TASK GOAL:
All of the entries need to be written out again, exactly as they are.

"""

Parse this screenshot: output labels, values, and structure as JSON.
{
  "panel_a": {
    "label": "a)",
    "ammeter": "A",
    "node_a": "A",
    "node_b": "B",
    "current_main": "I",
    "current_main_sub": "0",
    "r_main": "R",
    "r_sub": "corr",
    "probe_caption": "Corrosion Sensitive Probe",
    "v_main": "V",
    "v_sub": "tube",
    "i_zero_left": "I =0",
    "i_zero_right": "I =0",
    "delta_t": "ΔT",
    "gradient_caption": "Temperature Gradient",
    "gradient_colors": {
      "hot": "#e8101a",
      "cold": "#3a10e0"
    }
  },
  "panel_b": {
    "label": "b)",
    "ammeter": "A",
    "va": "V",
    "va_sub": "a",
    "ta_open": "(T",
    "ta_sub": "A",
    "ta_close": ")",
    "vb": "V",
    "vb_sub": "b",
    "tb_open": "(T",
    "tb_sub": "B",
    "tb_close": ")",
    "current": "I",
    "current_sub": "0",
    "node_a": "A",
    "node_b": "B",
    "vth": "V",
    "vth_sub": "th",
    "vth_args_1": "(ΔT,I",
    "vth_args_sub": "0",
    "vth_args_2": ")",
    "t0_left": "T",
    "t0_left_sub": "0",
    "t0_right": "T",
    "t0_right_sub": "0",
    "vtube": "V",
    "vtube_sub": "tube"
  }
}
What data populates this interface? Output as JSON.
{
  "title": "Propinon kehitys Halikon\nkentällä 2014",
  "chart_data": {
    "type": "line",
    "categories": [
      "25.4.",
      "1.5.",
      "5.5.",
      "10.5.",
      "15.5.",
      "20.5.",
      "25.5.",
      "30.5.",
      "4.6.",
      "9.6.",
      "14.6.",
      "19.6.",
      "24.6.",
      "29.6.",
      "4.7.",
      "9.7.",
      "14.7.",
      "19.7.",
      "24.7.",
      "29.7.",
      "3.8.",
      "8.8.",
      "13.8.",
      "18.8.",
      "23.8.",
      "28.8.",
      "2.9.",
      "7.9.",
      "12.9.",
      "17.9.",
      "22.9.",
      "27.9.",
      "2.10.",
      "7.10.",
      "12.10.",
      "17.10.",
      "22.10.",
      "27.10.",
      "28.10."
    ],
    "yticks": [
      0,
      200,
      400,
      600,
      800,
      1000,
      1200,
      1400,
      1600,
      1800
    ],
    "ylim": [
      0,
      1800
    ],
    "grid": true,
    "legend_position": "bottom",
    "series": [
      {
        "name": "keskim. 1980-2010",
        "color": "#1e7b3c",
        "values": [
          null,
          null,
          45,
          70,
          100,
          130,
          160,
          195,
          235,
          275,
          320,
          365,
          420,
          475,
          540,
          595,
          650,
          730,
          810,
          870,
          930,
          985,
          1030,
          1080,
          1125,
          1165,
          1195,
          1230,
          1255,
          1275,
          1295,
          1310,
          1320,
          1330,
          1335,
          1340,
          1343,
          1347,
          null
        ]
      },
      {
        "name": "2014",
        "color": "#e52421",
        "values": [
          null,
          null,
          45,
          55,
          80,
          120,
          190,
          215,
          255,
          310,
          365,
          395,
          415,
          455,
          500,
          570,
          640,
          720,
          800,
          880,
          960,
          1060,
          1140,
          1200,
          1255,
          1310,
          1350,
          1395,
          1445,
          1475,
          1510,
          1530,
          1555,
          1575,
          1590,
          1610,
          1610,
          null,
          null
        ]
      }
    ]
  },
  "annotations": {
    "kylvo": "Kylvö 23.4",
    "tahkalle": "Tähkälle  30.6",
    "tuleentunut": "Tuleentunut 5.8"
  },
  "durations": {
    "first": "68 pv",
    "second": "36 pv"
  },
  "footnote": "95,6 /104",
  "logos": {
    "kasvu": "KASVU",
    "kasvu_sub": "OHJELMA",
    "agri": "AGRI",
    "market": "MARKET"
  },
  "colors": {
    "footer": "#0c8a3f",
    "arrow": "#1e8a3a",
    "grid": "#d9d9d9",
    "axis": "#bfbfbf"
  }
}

"""

EXERCISE RESPONSE:
Parse this screenshot: output labels, values, and structure as JSON.
{
  "panel_a": {
    "label": "a)",
    "ammeter": "A",
    "node_a": "A",
    "node_b": "B",
    "current_main": "I",
    "current_main_sub": "0",
    "r_main": "R",
    "r_sub": "corr",
    "probe_caption": "Corrosion Sensitive Probe",
    "v_main": "V",
    "v_sub": "tube",
    "i_zero_left": "I =0",
    "i_zero_right": "I =0",
    "delta_t": "ΔT",
    "gradient_caption": "Temperature Gradient",
    "gradient_colors": {
      "hot": "#e8101a",
      "cold": "#3a10e0"
    }
  },
  "panel_b": {
    "label": "b)",
    "ammeter": "A",
    "va": "V",
    "va_sub": "a",
    "ta_open": "(T",
    "ta_sub": "A",
    "ta_close": ")",
    "vb": "V",
    "vb_sub": "b",
    "tb_open": "(T",
    "tb_sub": "B",
    "tb_close": ")",
    "current": "I",
    "current_sub": "0",
    "node_a": "A",
    "node_b": "B",
    "vth": "V",
    "vth_sub": "th",
    "vth_args_1": "(ΔT,I",
    "vth_args_sub": "0",
    "vth_args_2": ")",
    "t0_left": "T",
    "t0_left_sub": "0",
    "t0_right": "T",
    "t0_right_sub": "0",
    "vtube": "V",
    "vtube_sub": "tube"
  }
}
What data populates this interface? Output as JSON.
{
  "title": "Propinon kehitys Halikon\nkentällä 2014",
  "chart_data": {
    "type": "line",
    "categories": [
      "25.4.",
      "1.5.",
      "5.5.",
      "10.5.",
      "15.5.",
      "20.5.",
      "25.5.",
      "30.5.",
      "4.6.",
      "9.6.",
      "14.6.",
      "19.6.",
      "24.6.",
      "29.6.",
      "4.7.",
      "9.7.",
      "14.7.",
      "19.7.",
      "24.7.",
      "29.7.",
      "3.8.",
      "8.8.",
      "13.8.",
      "18.8.",
      "23.8.",
      "28.8.",
      "2.9.",
      "7.9.",
      "12.9.",
      "17.9.",
      "22.9.",
      "27.9.",
      "2.10.",
      "7.10.",
      "12.10.",
      "17.10.",
      "22.10.",
      "27.10.",
      "28.10."
    ],
    "yticks": [
      0,
      200,
      400,
      600,
      800,
      1000,
      1200,
      1400,
      1600,
      1800
    ],
    "ylim": [
      0,
      1800
    ],
    "grid": true,
    "legend_position": "bottom",
    "series": [
      {
        "name": "keskim. 1980-2010",
        "color": "#1e7b3c",
        "values": [
          null,
          null,
          45,
          70,
          100,
          130,
          160,
          195,
          235,
          275,
          320,
          365,
          420,
          475,
          540,
          595,
          650,
          730,
          810,
          870,
          930,
          985,
          1030,
          1080,
          1125,
          1165,
          1195,
          1230,
          1255,
          1275,
          1295,
          1310,
          1320,
          1330,
          1335,
          1340,
          1343,
          1347,
          null
        ]
      },
      {
        "name": "2014",
        "color": "#e52421",
        "values": [
          null,
          null,
          45,
          55,
          80,
          120,
          190,
          215,
          255,
          310,
          365,
          395,
          415,
          455,
          500,
          570,
          640,
          720,
          800,
          880,
          960,
          1060,
          1140,
          1200,
          1255,
          1310,
          1350,
          1395,
          1445,
          1475,
          1510,
          1530,
          1555,
          1575,
          1590,
          1610,
          1610,
          null,
          null
        ]
      }
    ]
  },
  "annotations": {
    "kylvo": "Kylvö 23.4",
    "tahkalle": "Tähkälle  30.6",
    "tuleentunut": "Tuleentunut 5.8"
  },
  "durations": {
    "first": "68 pv",
    "second": "36 pv"
  },
  "footnote": "95,6 /104",
  "logos": {
    "kasvu": "KASVU",
    "kasvu_sub": "OHJELMA",
    "agri": "AGRI",
    "market": "MARKET"
  },
  "colors": {
    "footer": "#0c8a3f",
    "arrow": "#1e8a3a",
    "grid": "#d9d9d9",
    "axis": "#bfbfbf"
  }
}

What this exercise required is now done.